The entries below should be output exactly as written.

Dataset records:
════════════════

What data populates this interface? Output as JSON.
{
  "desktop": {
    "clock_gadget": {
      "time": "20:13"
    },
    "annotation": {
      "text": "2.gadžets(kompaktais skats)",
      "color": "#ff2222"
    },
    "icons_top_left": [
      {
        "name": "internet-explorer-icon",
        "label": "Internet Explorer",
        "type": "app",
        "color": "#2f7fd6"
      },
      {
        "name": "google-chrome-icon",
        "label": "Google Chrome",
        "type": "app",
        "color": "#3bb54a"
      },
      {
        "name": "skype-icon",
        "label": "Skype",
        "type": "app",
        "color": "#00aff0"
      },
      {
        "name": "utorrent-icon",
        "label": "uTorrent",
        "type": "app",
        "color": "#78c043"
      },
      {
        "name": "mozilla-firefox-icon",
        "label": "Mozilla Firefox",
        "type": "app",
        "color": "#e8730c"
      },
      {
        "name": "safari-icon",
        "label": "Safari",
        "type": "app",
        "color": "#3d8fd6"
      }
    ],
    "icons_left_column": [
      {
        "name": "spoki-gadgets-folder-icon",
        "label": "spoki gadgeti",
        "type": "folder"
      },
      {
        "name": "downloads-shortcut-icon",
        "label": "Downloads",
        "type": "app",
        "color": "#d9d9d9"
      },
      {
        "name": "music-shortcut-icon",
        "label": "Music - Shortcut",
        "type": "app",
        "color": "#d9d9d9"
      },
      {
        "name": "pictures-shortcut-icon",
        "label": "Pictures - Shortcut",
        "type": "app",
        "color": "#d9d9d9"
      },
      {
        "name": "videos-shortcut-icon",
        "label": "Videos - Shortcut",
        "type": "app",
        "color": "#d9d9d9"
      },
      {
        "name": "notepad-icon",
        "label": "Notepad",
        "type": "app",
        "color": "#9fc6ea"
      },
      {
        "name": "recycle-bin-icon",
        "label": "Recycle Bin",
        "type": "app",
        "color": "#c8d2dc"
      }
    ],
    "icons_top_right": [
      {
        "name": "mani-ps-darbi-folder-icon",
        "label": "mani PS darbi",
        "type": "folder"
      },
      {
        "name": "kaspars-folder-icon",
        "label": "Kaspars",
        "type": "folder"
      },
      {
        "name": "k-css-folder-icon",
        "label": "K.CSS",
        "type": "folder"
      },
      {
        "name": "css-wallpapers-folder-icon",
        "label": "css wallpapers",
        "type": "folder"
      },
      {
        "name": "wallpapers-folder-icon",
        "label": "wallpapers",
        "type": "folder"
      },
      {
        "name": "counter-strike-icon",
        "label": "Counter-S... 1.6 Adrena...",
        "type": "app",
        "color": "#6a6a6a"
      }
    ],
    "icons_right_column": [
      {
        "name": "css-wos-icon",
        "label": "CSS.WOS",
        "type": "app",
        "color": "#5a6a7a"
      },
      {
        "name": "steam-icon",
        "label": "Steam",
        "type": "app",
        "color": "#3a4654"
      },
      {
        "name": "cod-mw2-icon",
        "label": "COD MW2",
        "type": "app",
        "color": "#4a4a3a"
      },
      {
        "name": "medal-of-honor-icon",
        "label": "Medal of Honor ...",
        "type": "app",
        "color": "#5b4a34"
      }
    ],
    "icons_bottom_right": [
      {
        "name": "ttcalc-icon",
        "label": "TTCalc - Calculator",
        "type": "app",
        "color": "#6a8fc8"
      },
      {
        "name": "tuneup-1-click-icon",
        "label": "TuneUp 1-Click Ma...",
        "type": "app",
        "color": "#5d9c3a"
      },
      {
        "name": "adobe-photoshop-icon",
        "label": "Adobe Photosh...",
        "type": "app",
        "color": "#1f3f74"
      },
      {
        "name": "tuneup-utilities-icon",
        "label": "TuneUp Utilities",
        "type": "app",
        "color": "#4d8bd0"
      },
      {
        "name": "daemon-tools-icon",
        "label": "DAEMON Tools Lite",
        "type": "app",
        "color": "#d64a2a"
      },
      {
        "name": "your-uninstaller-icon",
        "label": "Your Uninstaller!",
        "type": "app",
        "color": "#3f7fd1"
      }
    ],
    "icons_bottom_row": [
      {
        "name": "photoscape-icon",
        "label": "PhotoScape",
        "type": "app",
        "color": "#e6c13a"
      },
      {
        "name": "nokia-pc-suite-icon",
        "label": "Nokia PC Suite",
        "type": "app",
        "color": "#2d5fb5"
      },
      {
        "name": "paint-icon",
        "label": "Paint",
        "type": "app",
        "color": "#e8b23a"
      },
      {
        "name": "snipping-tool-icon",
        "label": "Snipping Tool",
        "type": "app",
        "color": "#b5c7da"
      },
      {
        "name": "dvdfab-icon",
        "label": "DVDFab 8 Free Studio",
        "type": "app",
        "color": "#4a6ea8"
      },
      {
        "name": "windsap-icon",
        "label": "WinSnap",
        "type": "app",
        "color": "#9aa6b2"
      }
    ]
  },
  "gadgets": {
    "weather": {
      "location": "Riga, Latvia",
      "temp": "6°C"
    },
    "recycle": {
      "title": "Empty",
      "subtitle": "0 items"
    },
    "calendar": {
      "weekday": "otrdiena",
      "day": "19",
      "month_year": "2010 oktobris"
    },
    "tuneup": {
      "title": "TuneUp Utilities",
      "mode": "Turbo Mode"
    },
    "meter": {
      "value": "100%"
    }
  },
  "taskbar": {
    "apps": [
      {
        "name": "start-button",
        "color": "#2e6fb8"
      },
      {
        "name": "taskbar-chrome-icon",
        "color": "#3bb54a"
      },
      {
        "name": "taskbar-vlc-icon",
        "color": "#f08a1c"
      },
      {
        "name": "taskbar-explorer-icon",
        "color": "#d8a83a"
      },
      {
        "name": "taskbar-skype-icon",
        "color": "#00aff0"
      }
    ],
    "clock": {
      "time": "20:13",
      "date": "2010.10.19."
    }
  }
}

════════════════

Full output:
What data populates this interface? Output as JSON.
{
  "desktop": {
    "clock_gadget": {
      "time": "20:13"
    },
    "annotation": {
      "text": "2.gadžets(kompaktais skats)",
      "color": "#ff2222"
    },
    "icons_top_left": [
      {
        "name": "internet-explorer-icon",
        "label": "Internet Explorer",
        "type": "app",
        "color": "#2f7fd6"
      },
      {
        "name": "google-chrome-icon",
        "label": "Google Chrome",
        "type": "app",
        "color": "#3bb54a"
      },
      {
        "name": "skype-icon",
        "label": "Skype",
        "type": "app",
        "color": "#00aff0"
      },
      {
        "name": "utorrent-icon",
        "label": "uTorrent",
        "type": "app",
        "color": "#78c043"
      },
      {
        "name": "mozilla-firefox-icon",
        "label": "Mozilla Firefox",
        "type": "app",
        "color": "#e8730c"
      },
      {
        "name": "safari-icon",
        "label": "Safari",
        "type": "app",
        "color": "#3d8fd6"
      }
    ],
    "icons_left_column": [
      {
        "name": "spoki-gadgets-folder-icon",
        "label": "spoki gadgeti",
        "type": "folder"
      },
      {
        "name": "downloads-shortcut-icon",
        "label": "Downloads",
        "type": "app",
        "color": "#d9d9d9"
      },
      {
        "name": "music-shortcut-icon",
        "label": "Music - Shortcut",
        "type": "app",
        "color": "#d9d9d9"
      },
      {
        "name": "pictures-shortcut-icon",
        "label": "Pictures - Shortcut",
        "type": "app",
        "color": "#d9d9d9"
      },
      {
        "name": "videos-shortcut-icon",
        "label": "Videos - Shortcut",
        "type": "app",
        "color": "#d9d9d9"
      },
      {
        "name": "notepad-icon",
        "label": "Notepad",
        "type": "app",
        "color": "#9fc6ea"
      },
      {
        "name": "recycle-bin-icon",
        "label": "Recycle Bin",
        "type": "app",
        "color": "#c8d2dc"
      }
    ],
    "icons_top_right": [
      {
        "name": "mani-ps-darbi-folder-icon",
        "label": "mani PS darbi",
        "type": "folder"
      },
      {
        "name": "kaspars-folder-icon",
        "label": "Kaspars",
        "type": "folder"
      },
      {
        "name": "k-css-folder-icon",
        "label": "K.CSS",
        "type": "folder"
      },
      {
        "name": "css-wallpapers-folder-icon",
        "label": "css wallpapers",
        "type": "folder"
      },
      {
        "name": "wallpapers-folder-icon",
        "label": "wallpapers",
        "type": "folder"
      },
      {
        "name": "counter-strike-icon",
        "label": "Counter-S... 1.6 Adrena...",
        "type": "app",
        "color": "#6a6a6a"
      }
    ],
    "icons_right_column": [
      {
        "name": "css-wos-icon",
        "label": "CSS.WOS",
        "type": "app",
        "color": "#5a6a7a"
      },
      {
        "name": "steam-icon",
        "label": "Steam",
        "type": "app",
        "color": "#3a4654"
      },
      {
        "name": "cod-mw2-icon",
        "label": "COD MW2",
        "type": "app",
        "color": "#4a4a3a"
      },
      {
        "name": "medal-of-honor-icon",
        "label": "Medal of Honor ...",
        "type": "app",
        "color": "#5b4a34"
      }
    ],
    "icons_bottom_right": [
      {
        "name": "ttcalc-icon",
        "label": "TTCalc - Calculator",
        "type": "app",
        "color": "#6a8fc8"
      },
      {
        "name": "tuneup-1-click-icon",
        "label": "TuneUp 1-Click Ma...",
        "type": "app",
        "color": "#5d9c3a"
      },
      {
        "name": "adobe-photoshop-icon",
        "label": "Adobe Photosh...",
        "type": "app",
        "color": "#1f3f74"
      },
      {
        "name": "tuneup-utilities-icon",
        "label": "TuneUp Utilities",
        "type": "app",
        "color": "#4d8bd0"
      },
      {
        "name": "daemon-tools-icon",
        "label": "DAEMON Tools Lite",
        "type": "app",
        "color": "#d64a2a"
      },
      {
        "name": "your-uninstaller-icon",
        "label": "Your Uninstaller!",
        "type": "app",
        "color": "#3f7fd1"
      }
    ],
    "icons_bottom_row": [
      {
        "name": "photoscape-icon",
        "label": "PhotoScape",
        "type": "app",
        "color": "#e6c13a"
      },
      {
        "name": "nokia-pc-suite-icon",
        "label": "Nokia PC Suite",
        "type": "app",
        "color": "#2d5fb5"
      },
      {
        "name": "paint-icon",
        "label": "Paint",
        "type": "app",
        "color": "#e8b23a"
      },
      {
        "name": "snipping-tool-icon",
        "label": "Snipping Tool",
        "type": "app",
        "color": "#b5c7da"
      },
      {
        "name": "dvdfab-icon",
        "label": "DVDFab 8 Free Studio",
        "type": "app",
        "color": "#4a6ea8"
      },
      {
        "name": "windsap-icon",
        "label": "WinSnap",
        "type": "app",
        "color": "#9aa6b2"
      }
    ]
  },
  "gadgets": {
    "weather": {
      "location": "Riga, Latvia",
      "temp": "6°C"
    },
    "recycle": {
      "title": "Empty",
      "subtitle": "0 items"
    },
    "calendar": {
      "weekday": "otrdiena",
      "day": "19",
      "month_year": "2010 oktobris"
    },
    "tuneup": {
      "title": "TuneUp Utilities",
      "mode": "Turbo Mode"
    },
    "meter": {
      "value": "100%"
    }
  },
  "taskbar": {
    "apps": [
      {
        "name": "start-button",
        "color": "#2e6fb8"
      },
      {
        "name": "taskbar-chrome-icon",
        "color": "#3bb54a"
      },
      {
        "name": "taskbar-vlc-icon",
        "color": "#f08a1c"
      },
      {
        "name": "taskbar-explorer-icon",
        "color": "#d8a83a"
      },
      {
        "name": "taskbar-skype-icon",
        "color": "#00aff0"
      }
    ],
    "clock": {
      "time": "20:13",
      "date": "2010.10.19."
    }
  }
}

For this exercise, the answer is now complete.